● **The request**
Scan the lines below for the string "Rosaria" and copy every one that has it.

--- START ---

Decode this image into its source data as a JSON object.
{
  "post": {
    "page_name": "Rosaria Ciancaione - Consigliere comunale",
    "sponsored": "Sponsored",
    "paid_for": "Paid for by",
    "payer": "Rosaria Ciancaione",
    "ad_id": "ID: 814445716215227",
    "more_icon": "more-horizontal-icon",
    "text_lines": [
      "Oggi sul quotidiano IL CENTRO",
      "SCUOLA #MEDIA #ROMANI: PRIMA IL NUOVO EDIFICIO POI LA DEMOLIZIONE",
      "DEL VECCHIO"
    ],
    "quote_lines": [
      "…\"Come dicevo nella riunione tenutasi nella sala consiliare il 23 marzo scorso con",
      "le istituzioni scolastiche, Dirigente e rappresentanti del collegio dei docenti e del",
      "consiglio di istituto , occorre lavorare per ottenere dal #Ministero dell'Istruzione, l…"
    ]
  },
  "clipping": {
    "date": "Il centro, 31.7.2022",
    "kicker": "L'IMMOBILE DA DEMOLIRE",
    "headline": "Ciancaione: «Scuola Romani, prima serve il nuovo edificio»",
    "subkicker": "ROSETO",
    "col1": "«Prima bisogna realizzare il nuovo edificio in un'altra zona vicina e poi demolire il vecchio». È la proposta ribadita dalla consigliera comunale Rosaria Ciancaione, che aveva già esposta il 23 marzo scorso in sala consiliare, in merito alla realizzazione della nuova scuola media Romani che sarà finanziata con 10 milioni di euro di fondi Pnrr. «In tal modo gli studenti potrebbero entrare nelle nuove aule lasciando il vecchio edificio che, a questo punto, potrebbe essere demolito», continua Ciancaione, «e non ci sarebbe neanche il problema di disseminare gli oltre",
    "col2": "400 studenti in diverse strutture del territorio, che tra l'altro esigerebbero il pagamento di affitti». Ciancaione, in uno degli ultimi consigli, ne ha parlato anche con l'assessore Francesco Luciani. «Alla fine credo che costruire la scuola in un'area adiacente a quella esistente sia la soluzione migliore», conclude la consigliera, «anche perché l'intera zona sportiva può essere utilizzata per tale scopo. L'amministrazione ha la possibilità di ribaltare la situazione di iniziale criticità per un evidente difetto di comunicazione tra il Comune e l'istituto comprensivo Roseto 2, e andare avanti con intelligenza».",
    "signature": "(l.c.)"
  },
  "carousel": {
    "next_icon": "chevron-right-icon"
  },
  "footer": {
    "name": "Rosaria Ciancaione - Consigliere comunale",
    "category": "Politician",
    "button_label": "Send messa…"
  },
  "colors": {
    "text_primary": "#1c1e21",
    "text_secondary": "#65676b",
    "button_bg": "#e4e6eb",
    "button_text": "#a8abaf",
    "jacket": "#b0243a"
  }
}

--- END ---
--- START ---

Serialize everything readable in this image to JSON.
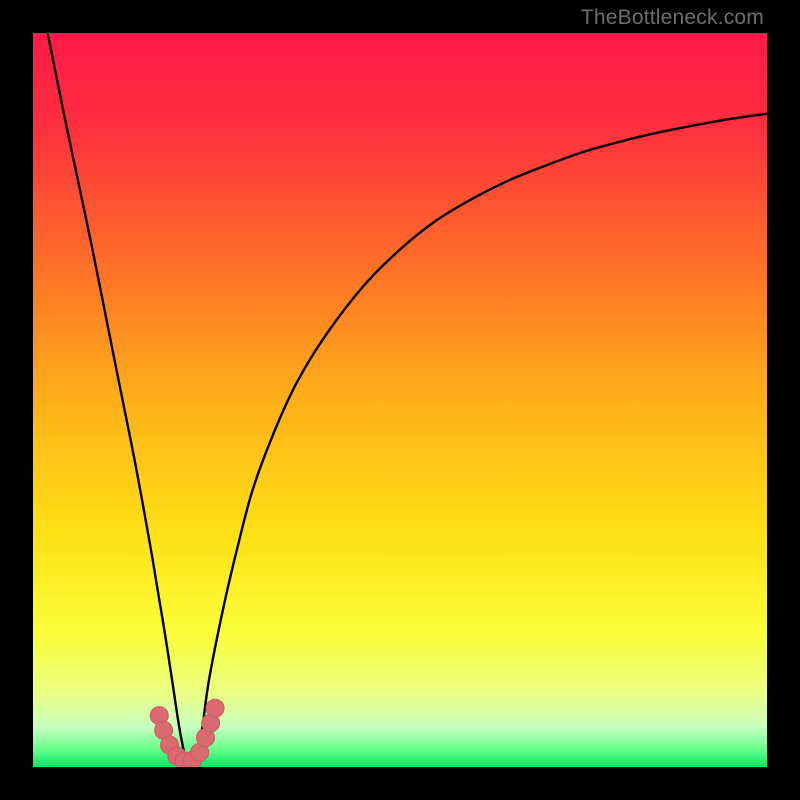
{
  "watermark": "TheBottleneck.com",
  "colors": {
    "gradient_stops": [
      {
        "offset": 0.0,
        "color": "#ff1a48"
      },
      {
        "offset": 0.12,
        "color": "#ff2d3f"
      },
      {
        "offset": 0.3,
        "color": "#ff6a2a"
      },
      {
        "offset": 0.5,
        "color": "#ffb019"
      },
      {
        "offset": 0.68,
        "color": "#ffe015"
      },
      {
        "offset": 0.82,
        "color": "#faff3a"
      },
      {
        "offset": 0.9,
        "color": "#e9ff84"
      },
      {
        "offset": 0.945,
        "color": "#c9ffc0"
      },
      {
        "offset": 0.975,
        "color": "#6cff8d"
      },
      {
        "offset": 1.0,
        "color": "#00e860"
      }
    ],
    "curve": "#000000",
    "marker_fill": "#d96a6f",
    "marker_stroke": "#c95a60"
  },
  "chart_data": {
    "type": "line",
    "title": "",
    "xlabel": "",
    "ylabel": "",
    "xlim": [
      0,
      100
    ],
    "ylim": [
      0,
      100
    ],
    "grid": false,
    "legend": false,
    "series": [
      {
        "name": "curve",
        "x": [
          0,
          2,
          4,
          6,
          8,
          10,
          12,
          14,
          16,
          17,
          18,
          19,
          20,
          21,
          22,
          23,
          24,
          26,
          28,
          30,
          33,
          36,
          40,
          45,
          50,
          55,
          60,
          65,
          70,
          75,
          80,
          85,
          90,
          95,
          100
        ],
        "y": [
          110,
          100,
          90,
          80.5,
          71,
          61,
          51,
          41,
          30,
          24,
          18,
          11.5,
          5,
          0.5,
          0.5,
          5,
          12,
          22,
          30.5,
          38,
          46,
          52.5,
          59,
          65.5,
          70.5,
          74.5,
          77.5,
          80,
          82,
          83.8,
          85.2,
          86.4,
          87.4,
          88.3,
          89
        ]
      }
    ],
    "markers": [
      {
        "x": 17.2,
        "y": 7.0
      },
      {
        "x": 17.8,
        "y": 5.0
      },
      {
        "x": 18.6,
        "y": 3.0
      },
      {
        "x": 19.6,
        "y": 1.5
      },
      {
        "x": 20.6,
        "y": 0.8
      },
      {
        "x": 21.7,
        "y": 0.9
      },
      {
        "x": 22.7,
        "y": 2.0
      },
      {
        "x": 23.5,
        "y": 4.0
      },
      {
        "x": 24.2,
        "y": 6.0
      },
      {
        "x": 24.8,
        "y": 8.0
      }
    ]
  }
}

--- END ---
--- START ---

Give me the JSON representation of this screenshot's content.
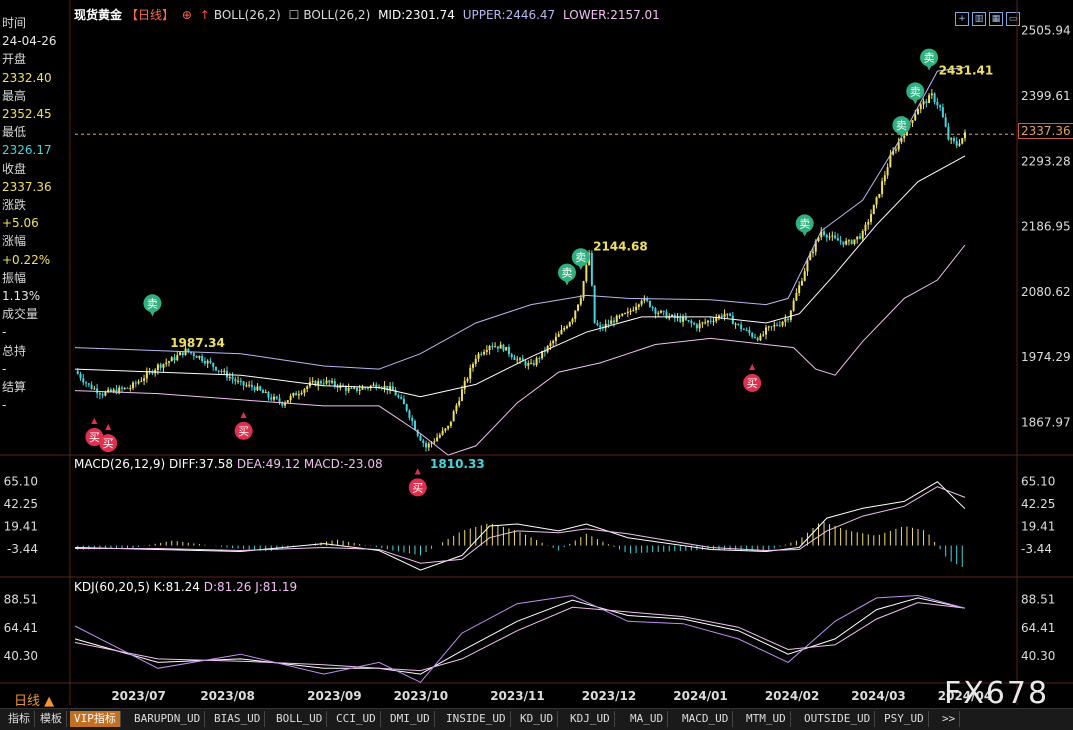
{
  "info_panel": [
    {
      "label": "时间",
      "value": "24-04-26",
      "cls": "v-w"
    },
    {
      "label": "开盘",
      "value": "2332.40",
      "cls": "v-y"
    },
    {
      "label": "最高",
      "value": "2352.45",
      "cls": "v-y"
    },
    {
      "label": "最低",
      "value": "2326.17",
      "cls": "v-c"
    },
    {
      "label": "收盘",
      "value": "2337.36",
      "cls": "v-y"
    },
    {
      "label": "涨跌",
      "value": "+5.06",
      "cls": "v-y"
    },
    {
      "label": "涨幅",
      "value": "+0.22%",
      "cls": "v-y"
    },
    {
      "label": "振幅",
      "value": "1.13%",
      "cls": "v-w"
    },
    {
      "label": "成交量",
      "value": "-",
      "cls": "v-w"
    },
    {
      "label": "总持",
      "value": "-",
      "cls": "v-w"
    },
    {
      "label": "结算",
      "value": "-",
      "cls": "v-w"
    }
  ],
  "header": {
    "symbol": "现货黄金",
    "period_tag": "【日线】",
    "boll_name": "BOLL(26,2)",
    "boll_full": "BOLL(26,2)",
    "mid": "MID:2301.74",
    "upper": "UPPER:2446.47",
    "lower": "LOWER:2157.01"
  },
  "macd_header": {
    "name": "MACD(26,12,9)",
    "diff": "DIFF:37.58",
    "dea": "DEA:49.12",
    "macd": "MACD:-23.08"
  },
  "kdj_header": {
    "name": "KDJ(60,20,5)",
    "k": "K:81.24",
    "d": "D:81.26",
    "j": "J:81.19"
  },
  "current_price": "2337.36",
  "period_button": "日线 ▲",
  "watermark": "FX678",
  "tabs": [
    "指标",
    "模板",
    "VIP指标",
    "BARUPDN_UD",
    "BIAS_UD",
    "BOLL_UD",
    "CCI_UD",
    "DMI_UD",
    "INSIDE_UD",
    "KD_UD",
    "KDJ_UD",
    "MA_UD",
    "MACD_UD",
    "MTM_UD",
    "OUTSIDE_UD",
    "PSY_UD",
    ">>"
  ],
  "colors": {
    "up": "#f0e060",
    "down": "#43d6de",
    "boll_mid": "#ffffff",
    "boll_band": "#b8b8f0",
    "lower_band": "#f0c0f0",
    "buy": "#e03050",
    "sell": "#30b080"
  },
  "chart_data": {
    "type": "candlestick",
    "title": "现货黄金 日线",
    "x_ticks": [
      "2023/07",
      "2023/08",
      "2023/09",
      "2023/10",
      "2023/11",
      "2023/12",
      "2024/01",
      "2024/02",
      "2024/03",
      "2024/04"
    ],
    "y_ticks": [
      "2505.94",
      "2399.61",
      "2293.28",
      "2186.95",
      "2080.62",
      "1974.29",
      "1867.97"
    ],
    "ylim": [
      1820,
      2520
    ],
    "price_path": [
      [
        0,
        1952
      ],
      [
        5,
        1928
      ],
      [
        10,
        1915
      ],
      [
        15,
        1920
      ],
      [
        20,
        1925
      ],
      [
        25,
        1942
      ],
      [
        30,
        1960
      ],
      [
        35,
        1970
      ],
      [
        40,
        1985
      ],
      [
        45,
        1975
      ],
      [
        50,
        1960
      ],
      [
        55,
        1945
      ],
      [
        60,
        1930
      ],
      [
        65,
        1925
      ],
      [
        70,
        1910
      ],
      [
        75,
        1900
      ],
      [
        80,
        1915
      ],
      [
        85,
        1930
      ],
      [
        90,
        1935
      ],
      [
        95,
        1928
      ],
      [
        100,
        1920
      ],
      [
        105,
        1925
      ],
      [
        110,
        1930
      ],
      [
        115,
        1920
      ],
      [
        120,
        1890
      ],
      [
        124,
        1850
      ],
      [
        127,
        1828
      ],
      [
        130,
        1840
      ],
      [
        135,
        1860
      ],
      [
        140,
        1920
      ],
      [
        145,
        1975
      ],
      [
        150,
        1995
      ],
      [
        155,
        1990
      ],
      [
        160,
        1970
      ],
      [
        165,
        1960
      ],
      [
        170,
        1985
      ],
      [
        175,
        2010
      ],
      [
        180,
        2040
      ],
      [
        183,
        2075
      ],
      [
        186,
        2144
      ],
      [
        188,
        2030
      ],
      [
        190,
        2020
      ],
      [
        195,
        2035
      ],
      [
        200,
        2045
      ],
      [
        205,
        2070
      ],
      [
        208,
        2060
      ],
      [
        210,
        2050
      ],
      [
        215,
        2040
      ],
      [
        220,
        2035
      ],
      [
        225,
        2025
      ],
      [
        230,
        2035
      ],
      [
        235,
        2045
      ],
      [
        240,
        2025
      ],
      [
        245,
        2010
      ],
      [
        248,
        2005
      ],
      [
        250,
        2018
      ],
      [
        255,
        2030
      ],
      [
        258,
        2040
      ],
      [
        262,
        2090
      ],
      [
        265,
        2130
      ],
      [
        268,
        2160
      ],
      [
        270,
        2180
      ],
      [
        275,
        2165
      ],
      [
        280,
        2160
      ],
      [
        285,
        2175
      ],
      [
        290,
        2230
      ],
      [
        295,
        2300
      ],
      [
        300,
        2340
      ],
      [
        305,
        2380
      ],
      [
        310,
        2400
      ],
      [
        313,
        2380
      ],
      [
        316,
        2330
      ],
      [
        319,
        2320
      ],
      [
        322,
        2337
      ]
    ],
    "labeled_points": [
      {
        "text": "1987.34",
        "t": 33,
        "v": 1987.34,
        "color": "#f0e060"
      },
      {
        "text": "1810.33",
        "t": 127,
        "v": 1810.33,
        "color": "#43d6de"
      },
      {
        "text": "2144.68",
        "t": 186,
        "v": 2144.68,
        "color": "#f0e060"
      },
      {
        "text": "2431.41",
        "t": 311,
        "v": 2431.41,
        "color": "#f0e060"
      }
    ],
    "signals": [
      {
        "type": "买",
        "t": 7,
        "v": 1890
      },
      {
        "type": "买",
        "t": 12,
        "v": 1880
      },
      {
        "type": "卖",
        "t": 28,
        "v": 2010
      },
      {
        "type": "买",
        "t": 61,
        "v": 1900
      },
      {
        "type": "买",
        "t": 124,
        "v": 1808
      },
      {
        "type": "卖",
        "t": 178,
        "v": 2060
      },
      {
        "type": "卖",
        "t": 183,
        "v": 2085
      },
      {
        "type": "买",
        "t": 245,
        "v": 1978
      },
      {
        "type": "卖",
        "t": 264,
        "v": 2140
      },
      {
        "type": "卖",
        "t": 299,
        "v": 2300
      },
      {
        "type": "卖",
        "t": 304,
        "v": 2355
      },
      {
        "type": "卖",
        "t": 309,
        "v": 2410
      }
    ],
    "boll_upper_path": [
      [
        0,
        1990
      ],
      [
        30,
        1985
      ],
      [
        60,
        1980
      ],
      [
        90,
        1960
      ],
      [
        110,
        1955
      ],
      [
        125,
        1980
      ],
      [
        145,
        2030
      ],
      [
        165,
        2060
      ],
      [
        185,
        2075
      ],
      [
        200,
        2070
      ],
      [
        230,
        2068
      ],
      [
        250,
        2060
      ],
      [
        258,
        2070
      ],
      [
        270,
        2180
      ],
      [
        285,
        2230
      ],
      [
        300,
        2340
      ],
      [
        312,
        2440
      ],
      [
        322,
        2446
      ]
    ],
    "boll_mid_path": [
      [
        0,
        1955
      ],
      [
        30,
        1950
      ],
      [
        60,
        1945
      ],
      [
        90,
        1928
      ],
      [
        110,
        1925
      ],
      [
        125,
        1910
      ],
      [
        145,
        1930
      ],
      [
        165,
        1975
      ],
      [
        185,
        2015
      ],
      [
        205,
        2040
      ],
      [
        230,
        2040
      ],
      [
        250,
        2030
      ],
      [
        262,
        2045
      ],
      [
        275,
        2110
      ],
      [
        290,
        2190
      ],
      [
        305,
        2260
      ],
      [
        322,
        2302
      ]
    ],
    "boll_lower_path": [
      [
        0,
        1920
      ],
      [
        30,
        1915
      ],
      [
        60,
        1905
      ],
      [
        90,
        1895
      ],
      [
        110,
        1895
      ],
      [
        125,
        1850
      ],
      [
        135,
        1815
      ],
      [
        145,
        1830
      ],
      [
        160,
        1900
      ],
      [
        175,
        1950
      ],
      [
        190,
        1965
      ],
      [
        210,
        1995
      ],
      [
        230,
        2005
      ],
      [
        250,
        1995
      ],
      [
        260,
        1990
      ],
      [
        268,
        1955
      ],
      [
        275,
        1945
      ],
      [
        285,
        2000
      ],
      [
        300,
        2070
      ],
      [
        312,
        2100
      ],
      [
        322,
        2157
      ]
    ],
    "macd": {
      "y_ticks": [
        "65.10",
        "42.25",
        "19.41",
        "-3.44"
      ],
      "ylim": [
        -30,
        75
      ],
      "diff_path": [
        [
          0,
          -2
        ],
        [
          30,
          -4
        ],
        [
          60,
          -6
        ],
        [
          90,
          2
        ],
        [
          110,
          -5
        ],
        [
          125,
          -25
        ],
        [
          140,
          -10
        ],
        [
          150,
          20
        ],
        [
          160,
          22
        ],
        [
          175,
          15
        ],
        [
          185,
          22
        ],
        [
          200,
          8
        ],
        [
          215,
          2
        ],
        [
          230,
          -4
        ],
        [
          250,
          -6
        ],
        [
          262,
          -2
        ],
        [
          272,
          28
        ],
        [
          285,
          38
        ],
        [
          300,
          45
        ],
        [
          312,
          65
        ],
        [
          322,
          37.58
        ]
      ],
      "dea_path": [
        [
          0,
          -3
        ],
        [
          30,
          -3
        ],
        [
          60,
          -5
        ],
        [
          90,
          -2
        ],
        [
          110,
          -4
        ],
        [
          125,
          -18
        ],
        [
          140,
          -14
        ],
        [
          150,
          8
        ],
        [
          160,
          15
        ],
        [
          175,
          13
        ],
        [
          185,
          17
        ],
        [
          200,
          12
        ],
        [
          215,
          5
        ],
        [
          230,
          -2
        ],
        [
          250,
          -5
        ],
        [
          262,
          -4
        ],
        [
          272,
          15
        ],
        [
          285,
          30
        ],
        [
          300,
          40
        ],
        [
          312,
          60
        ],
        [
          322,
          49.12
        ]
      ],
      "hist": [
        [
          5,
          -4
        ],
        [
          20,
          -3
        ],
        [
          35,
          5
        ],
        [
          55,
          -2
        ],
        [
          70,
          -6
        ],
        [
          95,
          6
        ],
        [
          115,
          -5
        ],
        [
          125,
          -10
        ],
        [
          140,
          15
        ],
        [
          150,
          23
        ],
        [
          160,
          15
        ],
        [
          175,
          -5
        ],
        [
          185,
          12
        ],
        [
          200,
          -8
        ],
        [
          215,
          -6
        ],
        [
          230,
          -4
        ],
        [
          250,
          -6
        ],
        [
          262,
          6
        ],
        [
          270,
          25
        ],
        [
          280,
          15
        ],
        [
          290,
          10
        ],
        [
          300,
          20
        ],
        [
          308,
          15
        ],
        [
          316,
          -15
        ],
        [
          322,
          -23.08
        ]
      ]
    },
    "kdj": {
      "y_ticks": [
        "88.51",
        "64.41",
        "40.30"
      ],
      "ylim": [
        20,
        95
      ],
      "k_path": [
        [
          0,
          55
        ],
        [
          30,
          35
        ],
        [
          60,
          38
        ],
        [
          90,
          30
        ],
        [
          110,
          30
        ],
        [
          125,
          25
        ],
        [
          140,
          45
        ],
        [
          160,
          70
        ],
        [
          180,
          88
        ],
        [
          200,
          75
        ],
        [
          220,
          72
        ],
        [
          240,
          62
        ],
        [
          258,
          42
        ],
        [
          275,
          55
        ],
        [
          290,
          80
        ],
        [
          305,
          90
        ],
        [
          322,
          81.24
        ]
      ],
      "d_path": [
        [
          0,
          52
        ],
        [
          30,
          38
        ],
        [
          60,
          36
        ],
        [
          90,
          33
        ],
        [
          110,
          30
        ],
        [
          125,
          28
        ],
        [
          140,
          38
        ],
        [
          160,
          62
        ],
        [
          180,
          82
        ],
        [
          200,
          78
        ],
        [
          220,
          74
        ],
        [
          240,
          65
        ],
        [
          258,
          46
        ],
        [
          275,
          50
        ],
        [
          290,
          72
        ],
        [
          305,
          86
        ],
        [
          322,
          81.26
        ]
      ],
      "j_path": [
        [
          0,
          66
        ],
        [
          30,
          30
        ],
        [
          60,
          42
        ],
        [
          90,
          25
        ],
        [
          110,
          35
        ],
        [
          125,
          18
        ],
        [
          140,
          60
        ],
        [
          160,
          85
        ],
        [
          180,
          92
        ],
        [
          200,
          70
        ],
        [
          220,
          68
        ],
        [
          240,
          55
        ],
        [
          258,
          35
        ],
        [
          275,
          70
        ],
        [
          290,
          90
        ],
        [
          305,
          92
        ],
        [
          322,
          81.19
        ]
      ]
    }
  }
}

--- END ---

● **Output below**
    "page_name": "Rosaria Ciancaione - Consigliere comunale",
    "payer": "Rosaria Ciancaione",
    "col1": "«Prima bisogna realizzare il nuovo edificio in un'altra zona vicina e poi demolire il vecchio». È la proposta ribadita dalla consigliera comunale Rosaria Ciancaione, che aveva già esposta il 23 marzo scorso in sala consiliare, in merito alla realizzazione della nuova scuola media Romani che sarà finanziata con 10 milioni di euro di fondi Pnrr. «In tal modo gli studenti potrebbero entrare nelle nuove aule lasciando il vecchio edificio che, a questo punto, potrebbe essere demolito», continua Ciancaione, «e non ci sarebbe neanche il problema di disseminare gli oltre",
    "name": "Rosaria Ciancaione - Consigliere comunale",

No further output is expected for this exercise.